TASK STATEMENT - Extract the data exactly, missing nothing.

A run of records
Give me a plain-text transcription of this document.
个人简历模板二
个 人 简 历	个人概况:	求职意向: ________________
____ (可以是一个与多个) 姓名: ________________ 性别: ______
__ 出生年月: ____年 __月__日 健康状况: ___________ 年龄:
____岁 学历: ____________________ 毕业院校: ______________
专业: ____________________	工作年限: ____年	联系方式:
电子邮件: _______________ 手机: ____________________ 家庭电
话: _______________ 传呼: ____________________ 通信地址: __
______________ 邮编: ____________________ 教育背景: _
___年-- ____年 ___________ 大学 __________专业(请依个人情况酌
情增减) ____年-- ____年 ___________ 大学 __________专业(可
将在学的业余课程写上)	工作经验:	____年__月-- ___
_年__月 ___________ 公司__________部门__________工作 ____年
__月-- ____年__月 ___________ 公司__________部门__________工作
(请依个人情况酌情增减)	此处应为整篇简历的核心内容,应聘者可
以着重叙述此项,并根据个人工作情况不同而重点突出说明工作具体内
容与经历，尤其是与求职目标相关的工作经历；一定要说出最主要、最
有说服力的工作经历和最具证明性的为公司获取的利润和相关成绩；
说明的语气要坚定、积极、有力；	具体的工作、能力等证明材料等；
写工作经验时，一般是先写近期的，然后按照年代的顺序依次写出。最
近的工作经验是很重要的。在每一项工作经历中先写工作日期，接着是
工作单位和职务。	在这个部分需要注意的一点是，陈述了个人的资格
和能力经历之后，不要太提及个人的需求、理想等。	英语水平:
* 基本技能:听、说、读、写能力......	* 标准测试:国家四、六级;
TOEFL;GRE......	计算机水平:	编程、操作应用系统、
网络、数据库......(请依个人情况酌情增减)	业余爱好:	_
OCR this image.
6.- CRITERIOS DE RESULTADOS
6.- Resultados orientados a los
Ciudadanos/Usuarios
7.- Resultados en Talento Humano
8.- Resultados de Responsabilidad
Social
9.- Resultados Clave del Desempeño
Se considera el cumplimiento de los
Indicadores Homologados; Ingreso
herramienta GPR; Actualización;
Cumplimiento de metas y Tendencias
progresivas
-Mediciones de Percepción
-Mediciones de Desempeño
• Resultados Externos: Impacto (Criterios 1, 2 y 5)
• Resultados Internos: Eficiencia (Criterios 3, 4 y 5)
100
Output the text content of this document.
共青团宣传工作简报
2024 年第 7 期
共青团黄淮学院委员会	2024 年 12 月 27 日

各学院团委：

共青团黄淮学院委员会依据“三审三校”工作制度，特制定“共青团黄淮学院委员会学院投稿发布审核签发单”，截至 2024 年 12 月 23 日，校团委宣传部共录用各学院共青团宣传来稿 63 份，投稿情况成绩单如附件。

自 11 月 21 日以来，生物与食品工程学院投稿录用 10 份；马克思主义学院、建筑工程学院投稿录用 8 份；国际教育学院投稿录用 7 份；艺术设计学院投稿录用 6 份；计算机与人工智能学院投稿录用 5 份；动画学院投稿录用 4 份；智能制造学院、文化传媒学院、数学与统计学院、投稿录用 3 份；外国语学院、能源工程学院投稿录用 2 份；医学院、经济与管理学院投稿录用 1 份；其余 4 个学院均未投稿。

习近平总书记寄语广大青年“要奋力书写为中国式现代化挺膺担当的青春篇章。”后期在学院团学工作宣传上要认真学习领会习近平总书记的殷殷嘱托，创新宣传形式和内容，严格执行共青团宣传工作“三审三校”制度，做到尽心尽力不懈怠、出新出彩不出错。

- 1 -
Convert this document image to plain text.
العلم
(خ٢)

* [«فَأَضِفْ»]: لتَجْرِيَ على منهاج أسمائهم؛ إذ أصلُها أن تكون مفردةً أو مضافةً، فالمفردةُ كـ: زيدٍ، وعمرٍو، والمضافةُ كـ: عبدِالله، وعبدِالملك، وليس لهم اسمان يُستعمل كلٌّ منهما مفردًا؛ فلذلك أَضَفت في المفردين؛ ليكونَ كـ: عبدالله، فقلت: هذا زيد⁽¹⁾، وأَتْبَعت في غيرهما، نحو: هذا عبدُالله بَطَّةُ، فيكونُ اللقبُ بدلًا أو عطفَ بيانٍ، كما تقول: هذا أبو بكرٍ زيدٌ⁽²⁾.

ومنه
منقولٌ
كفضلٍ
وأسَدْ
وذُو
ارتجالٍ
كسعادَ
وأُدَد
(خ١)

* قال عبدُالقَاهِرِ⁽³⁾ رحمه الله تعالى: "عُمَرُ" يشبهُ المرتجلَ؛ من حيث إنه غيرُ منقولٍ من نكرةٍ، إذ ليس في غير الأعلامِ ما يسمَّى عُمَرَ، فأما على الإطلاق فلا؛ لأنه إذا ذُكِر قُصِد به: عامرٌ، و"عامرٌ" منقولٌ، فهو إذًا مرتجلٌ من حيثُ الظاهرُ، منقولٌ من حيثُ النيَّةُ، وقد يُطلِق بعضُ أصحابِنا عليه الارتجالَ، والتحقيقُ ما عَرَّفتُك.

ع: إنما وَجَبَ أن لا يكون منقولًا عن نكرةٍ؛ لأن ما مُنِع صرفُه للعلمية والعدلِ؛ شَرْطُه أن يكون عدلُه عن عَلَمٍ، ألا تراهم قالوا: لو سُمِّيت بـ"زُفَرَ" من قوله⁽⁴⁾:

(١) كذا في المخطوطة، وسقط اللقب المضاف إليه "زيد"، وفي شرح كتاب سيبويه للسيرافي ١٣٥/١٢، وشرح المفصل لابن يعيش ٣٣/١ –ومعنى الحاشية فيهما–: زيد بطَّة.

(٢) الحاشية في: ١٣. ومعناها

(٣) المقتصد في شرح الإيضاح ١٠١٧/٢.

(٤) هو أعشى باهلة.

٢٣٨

FINAL RESULT -
Give me a plain-text transcription of this document.
个人简历模板二
个 人 简 历	个人概况:	求职意向: ________________
____ (可以是一个与多个) 姓名: ________________ 性别: ______
__ 出生年月: ____年 __月__日 健康状况: ___________ 年龄:
____岁 学历: ____________________ 毕业院校: ______________
专业: ____________________	工作年限: ____年	联系方式:
电子邮件: _______________ 手机: ____________________ 家庭电
话: _______________ 传呼: ____________________ 通信地址: __
______________ 邮编: ____________________ 教育背景: _
___年-- ____年 ___________ 大学 __________专业(请依个人情况酌
情增减) ____年-- ____年 ___________ 大学 __________专业(可
将在学的业余课程写上)	工作经验:	____年__月-- ___
_年__月 ___________ 公司__________部门__________工作 ____年
__月-- ____年__月 ___________ 公司__________部门__________工作
(请依个人情况酌情增减)	此处应为整篇简历的核心内容,应聘者可
以着重叙述此项,并根据个人工作情况不同而重点突出说明工作具体内
容与经历，尤其是与求职目标相关的工作经历；一定要说出最主要、最
有说服力的工作经历和最具证明性的为公司获取的利润和相关成绩；
说明的语气要坚定、积极、有力；	具体的工作、能力等证明材料等；
写工作经验时，一般是先写近期的，然后按照年代的顺序依次写出。最
近的工作经验是很重要的。在每一项工作经历中先写工作日期，接着是
工作单位和职务。	在这个部分需要注意的一点是，陈述了个人的资格
和能力经历之后，不要太提及个人的需求、理想等。	英语水平:
* 基本技能:听、说、读、写能力......	* 标准测试:国家四、六级;
TOEFL;GRE......	计算机水平:	编程、操作应用系统、
网络、数据库......(请依个人情况酌情增减)	业余爱好:	_
OCR this image.
6.- CRITERIOS DE RESULTADOS
6.- Resultados orientados a los
Ciudadanos/Usuarios
7.- Resultados en Talento Humano
8.- Resultados de Responsabilidad
Social
9.- Resultados Clave del Desempeño
Se considera el cumplimiento de los
Indicadores Homologados; Ingreso
herramienta GPR; Actualización;
Cumplimiento de metas y Tendencias
progresivas
-Mediciones de Percepción
-Mediciones de Desempeño
• Resultados Externos: Impacto (Criterios 1, 2 y 5)
• Resultados Internos: Eficiencia (Criterios 3, 4 y 5)
100
Output the text content of this document.
共青团宣传工作简报
2024 年第 7 期
共青团黄淮学院委员会	2024 年 12 月 27 日

各学院团委：

共青团黄淮学院委员会依据“三审三校”工作制度，特制定“共青团黄淮学院委员会学院投稿发布审核签发单”，截至 2024 年 12 月 23 日，校团委宣传部共录用各学院共青团宣传来稿 63 份，投稿情况成绩单如附件。

自 11 月 21 日以来，生物与食品工程学院投稿录用 10 份；马克思主义学院、建筑工程学院投稿录用 8 份；国际教育学院投稿录用 7 份；艺术设计学院投稿录用 6 份；计算机与人工智能学院投稿录用 5 份；动画学院投稿录用 4 份；智能制造学院、文化传媒学院、数学与统计学院、投稿录用 3 份；外国语学院、能源工程学院投稿录用 2 份；医学院、经济与管理学院投稿录用 1 份；其余 4 个学院均未投稿。

习近平总书记寄语广大青年“要奋力书写为中国式现代化挺膺担当的青春篇章。”后期在学院团学工作宣传上要认真学习领会习近平总书记的殷殷嘱托，创新宣传形式和内容，严格执行共青团宣传工作“三审三校”制度，做到尽心尽力不懈怠、出新出彩不出错。

- 1 -
Convert this document image to plain text.
العلم
(خ٢)

* [«فَأَضِفْ»]: لتَجْرِيَ على منهاج أسمائهم؛ إذ أصلُها أن تكون مفردةً أو مضافةً، فالمفردةُ كـ: زيدٍ، وعمرٍو، والمضافةُ كـ: عبدِالله، وعبدِالملك، وليس لهم اسمان يُستعمل كلٌّ منهما مفردًا؛ فلذلك أَضَفت في المفردين؛ ليكونَ كـ: عبدالله، فقلت: هذا زيد⁽¹⁾، وأَتْبَعت في غيرهما، نحو: هذا عبدُالله بَطَّةُ، فيكونُ اللقبُ بدلًا أو عطفَ بيانٍ، كما تقول: هذا أبو بكرٍ زيدٌ⁽²⁾.

ومنه
منقولٌ
كفضلٍ
وأسَدْ
وذُو
ارتجالٍ
كسعادَ
وأُدَد
(خ١)

* قال عبدُالقَاهِرِ⁽³⁾ رحمه الله تعالى: "عُمَرُ" يشبهُ المرتجلَ؛ من حيث إنه غيرُ منقولٍ من نكرةٍ، إذ ليس في غير الأعلامِ ما يسمَّى عُمَرَ، فأما على الإطلاق فلا؛ لأنه إذا ذُكِر قُصِد به: عامرٌ، و"عامرٌ" منقولٌ، فهو إذًا مرتجلٌ من حيثُ الظاهرُ، منقولٌ من حيثُ النيَّةُ، وقد يُطلِق بعضُ أصحابِنا عليه الارتجالَ، والتحقيقُ ما عَرَّفتُك.

ع: إنما وَجَبَ أن لا يكون منقولًا عن نكرةٍ؛ لأن ما مُنِع صرفُه للعلمية والعدلِ؛ شَرْطُه أن يكون عدلُه عن عَلَمٍ، ألا تراهم قالوا: لو سُمِّيت بـ"زُفَرَ" من قوله⁽⁴⁾:

(١) كذا في المخطوطة، وسقط اللقب المضاف إليه "زيد"، وفي شرح كتاب سيبويه للسيرافي ١٣٥/١٢، وشرح المفصل لابن يعيش ٣٣/١ –ومعنى الحاشية فيهما–: زيد بطَّة.

(٢) الحاشية في: ١٣. ومعناها

(٣) المقتصد في شرح الإيضاح ١٠١٧/٢.

(٤) هو أعشى باهلة.

٢٣٨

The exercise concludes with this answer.